## The request
Review the lines that follow and copy each one that contains the word "National".
## begin Material provided
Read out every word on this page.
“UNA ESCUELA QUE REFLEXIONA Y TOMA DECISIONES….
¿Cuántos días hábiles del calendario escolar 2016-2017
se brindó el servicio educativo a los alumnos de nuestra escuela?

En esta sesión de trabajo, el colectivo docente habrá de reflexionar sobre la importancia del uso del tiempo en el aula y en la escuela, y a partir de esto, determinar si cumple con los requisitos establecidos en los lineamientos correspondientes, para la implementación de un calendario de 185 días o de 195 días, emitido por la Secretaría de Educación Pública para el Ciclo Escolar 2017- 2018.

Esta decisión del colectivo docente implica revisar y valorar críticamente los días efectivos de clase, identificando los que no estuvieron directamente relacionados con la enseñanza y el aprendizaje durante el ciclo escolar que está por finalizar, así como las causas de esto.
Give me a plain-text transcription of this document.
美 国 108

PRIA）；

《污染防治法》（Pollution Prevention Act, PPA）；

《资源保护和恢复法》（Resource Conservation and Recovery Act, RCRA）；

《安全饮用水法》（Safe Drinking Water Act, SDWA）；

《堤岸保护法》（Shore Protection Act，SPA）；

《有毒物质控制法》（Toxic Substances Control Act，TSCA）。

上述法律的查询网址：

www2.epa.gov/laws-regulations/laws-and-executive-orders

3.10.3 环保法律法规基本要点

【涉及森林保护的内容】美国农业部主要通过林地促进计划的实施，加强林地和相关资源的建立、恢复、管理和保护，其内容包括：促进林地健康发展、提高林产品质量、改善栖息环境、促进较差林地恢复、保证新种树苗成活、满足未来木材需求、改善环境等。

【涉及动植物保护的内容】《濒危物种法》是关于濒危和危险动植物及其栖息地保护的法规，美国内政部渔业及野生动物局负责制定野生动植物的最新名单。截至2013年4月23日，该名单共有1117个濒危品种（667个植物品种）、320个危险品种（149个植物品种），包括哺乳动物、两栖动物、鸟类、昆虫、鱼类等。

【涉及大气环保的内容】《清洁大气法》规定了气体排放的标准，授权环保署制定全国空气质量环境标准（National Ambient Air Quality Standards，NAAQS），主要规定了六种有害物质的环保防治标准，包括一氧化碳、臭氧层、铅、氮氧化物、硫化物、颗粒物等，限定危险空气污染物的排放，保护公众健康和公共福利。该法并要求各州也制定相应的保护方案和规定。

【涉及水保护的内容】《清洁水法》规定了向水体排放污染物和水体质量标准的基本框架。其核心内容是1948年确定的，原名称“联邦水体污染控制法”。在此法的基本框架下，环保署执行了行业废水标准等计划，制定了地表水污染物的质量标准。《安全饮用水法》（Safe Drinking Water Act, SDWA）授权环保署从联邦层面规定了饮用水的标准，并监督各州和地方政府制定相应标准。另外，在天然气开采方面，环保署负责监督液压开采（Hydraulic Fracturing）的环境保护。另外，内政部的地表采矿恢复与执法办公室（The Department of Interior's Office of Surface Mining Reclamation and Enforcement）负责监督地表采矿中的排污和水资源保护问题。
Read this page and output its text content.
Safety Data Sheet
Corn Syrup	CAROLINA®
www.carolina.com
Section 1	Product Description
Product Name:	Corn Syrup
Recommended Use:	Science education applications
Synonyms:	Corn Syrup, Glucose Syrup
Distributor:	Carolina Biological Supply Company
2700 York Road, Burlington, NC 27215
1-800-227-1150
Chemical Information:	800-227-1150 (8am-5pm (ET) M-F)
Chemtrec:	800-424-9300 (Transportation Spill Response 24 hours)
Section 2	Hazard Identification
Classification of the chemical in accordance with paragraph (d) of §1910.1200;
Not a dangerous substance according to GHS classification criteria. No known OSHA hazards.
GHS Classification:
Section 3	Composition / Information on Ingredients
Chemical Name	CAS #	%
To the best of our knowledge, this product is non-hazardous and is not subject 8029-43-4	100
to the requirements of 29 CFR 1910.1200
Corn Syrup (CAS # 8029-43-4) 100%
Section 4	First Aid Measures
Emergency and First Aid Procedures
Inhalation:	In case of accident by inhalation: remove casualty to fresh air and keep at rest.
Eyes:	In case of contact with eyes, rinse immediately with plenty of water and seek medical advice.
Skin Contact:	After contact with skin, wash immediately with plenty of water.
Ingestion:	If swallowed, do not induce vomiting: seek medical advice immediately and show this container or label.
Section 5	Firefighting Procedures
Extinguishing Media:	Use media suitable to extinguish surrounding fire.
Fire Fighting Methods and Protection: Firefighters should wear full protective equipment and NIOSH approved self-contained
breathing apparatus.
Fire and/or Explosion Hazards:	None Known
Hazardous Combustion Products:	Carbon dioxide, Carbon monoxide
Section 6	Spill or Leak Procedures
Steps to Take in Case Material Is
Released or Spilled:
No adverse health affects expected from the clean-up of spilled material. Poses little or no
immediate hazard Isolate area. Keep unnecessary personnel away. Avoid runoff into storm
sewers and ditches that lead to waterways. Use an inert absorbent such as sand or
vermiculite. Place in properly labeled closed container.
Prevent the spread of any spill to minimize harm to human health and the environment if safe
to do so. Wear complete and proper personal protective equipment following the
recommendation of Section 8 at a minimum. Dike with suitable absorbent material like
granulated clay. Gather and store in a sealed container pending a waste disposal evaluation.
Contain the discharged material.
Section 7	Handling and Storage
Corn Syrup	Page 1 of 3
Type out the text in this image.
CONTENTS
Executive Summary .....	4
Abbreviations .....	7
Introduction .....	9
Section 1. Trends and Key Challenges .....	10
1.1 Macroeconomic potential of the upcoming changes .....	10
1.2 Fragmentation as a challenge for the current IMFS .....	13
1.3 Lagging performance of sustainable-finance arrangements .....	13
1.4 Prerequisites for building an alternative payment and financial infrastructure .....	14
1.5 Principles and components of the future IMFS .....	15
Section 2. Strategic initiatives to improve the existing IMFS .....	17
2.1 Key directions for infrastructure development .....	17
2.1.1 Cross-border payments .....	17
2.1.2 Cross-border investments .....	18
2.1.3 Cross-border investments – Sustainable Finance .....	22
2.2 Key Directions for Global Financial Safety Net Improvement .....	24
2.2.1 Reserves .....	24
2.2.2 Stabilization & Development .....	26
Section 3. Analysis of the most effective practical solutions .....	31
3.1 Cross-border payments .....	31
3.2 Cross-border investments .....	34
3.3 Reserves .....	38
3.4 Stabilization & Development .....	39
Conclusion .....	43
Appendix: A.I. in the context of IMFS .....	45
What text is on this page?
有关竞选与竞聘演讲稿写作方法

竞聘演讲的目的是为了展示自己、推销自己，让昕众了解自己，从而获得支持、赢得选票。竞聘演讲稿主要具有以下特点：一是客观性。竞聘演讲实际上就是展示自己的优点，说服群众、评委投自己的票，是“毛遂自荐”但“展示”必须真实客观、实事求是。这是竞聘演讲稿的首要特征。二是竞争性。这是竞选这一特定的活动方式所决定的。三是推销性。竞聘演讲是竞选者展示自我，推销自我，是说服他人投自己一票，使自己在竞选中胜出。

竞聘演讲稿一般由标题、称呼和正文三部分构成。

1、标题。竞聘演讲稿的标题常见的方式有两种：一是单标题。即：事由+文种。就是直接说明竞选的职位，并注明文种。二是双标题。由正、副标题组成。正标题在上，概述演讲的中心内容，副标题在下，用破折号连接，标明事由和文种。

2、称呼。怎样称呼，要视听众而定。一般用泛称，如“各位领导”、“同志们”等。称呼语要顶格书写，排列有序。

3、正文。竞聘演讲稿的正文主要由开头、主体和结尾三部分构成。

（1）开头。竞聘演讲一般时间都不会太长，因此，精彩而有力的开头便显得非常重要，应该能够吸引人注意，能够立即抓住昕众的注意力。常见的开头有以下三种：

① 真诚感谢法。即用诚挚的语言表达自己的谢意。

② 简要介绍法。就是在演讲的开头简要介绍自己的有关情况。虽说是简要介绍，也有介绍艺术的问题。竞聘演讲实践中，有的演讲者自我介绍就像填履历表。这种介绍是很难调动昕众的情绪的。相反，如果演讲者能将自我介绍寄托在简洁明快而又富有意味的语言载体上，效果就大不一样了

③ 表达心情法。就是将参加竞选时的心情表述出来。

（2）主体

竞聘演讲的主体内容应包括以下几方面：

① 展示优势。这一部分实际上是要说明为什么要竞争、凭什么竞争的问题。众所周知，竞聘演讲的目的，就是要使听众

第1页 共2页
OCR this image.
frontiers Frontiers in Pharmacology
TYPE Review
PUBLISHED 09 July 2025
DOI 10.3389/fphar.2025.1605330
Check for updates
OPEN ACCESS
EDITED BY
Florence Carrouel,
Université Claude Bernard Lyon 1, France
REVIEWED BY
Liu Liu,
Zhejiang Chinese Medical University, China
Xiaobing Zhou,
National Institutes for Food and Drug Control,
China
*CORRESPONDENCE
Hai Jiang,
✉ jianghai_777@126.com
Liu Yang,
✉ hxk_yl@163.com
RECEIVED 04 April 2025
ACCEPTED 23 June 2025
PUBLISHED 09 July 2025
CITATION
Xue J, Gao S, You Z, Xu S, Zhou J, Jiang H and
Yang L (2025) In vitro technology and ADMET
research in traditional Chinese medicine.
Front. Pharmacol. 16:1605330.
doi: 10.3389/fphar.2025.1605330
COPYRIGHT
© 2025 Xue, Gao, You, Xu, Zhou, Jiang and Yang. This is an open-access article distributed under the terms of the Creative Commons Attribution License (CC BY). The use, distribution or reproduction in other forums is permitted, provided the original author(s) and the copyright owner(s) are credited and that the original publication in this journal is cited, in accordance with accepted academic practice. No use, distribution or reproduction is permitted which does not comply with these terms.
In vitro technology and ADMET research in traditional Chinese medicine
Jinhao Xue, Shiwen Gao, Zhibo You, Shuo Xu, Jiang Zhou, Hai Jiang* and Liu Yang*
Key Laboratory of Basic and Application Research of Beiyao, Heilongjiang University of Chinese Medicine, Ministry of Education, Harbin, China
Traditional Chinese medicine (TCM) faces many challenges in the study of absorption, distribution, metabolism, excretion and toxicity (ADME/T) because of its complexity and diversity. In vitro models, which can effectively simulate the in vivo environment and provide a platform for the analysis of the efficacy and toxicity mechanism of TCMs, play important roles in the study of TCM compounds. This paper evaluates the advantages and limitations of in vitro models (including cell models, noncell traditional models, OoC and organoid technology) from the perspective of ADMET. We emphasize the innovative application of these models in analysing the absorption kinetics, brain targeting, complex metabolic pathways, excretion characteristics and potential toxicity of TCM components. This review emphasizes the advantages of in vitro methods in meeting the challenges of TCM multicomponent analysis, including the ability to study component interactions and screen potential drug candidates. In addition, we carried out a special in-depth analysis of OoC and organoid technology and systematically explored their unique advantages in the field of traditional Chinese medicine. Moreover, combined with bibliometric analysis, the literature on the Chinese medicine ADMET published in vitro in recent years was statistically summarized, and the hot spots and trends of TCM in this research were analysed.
## end Material provided
## Reply
【涉及大气环保的内容】《清洁大气法》规定了气体排放的标准，授权环保署制定全国空气质量环境标准（National Ambient Air Quality Standards，NAAQS），主要规定了六种有害物质的环保防治标准，包括一氧化碳、臭氧层、铅、氮氧化物、硫化物、颗粒物等，限定危险空气污染物的排放，保护公众健康和公共福利。该法并要求各州也制定相应的保护方案和规定。
National Institutes for Food and Drug Control,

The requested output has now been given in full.